### Requirements
Lines holding the string "PLANO" are the ones to copy; find them all in the data.

### Data provided
* START *
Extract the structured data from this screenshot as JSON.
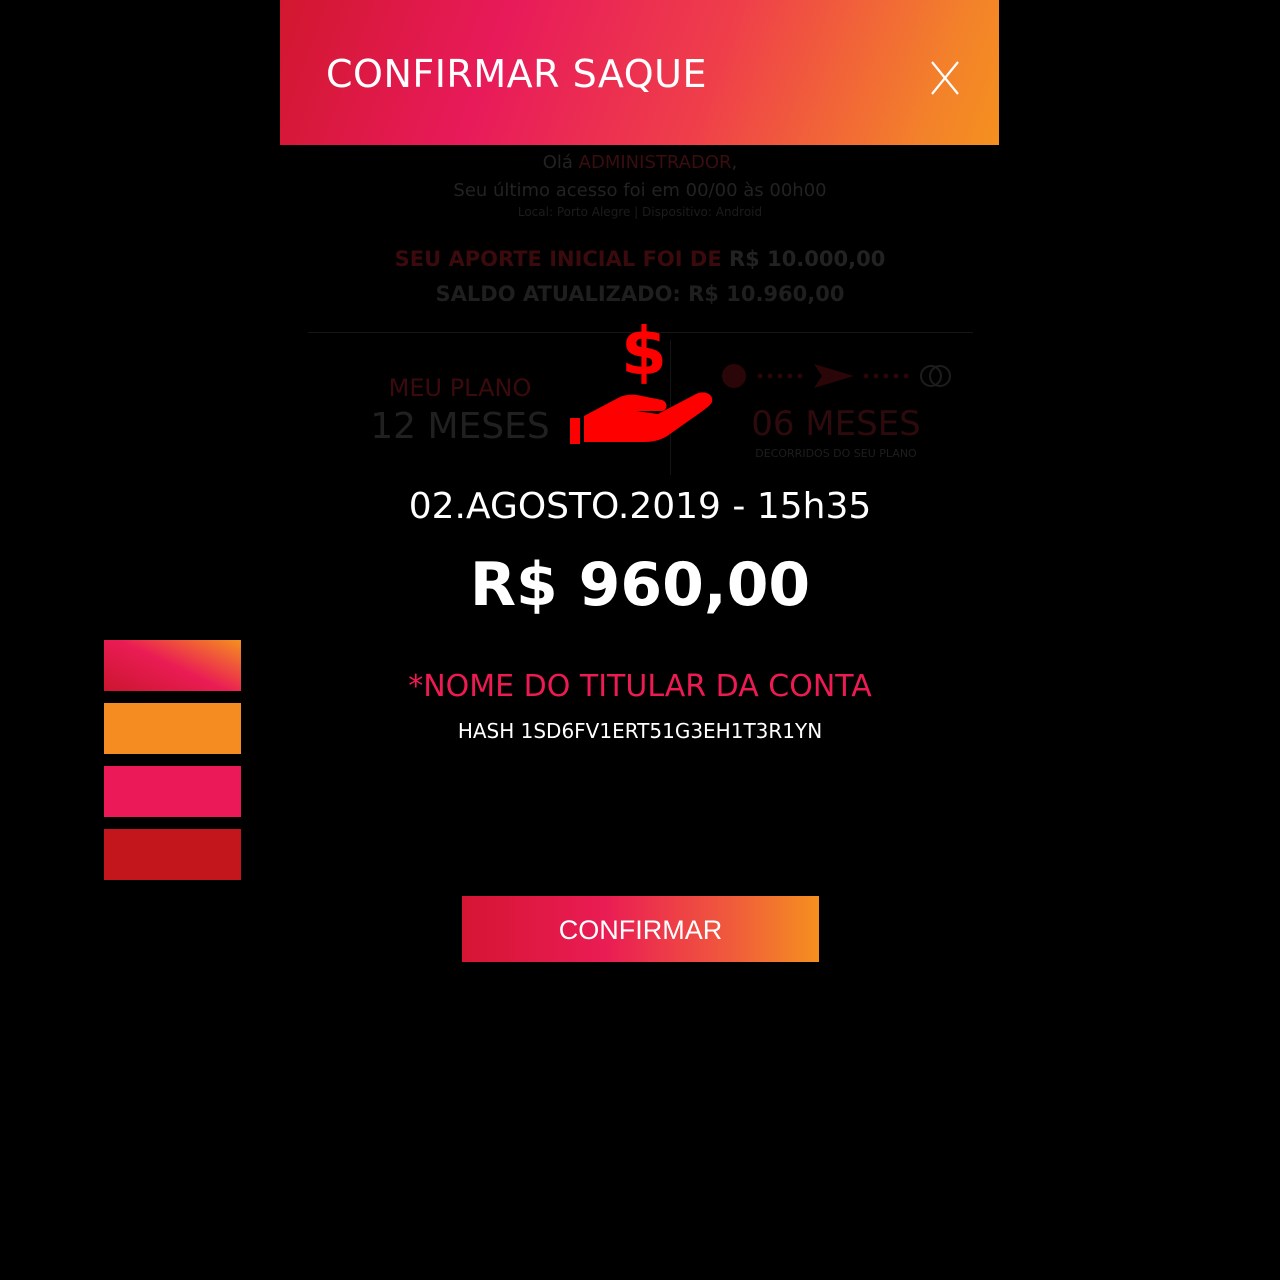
{
  "modal": {
    "title": "CONFIRMAR SAQUE",
    "close_label": "X",
    "datetime": "02.AGOSTO.2019 - 15h35",
    "amount": "R$ 960,00",
    "holder_name": "*NOME DO TITULAR DA CONTA",
    "hash": "HASH 1SD6FV1ERT51G3EH1T3R1YN",
    "confirm_label": "CONFIRMAR"
  },
  "background": {
    "greeting_prefix": "Olá",
    "greeting_user": "ADMINISTRADOR",
    "greeting_suffix": ",",
    "last_access": "Seu último acesso foi em 00/00 às 00h00",
    "device_info": "Local: Porto Alegre | Dispositivo: Android",
    "aporte_label": "SEU APORTE INICIAL FOI DE",
    "aporte_value": "R$ 10.000,00",
    "saldo": "SALDO ATUALIZADO: R$ 10.960,00",
    "plan_label": "MEU PLANO",
    "plan_value": "12 MESES",
    "elapsed_value": "06 MESES",
    "elapsed_label": "DECORRIDOS DO SEU PLANO"
  },
  "colors": {
    "accent_pink": "#ec1958",
    "accent_orange": "#f58c22",
    "accent_red": "#c3161c",
    "icon_red": "#ff0000"
  },
  "swatches": [
    "gradient",
    "#f58c22",
    "#ec1958",
    "#c3161c"
  ],
  "icons": {
    "money": "hand-holding-dollar-icon",
    "close": "close-icon"
  }
}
* END *
### Solution for this problem
    "plan_label": "MEU PLANO",
    "elapsed_label": "DECORRIDOS DO SEU PLANO"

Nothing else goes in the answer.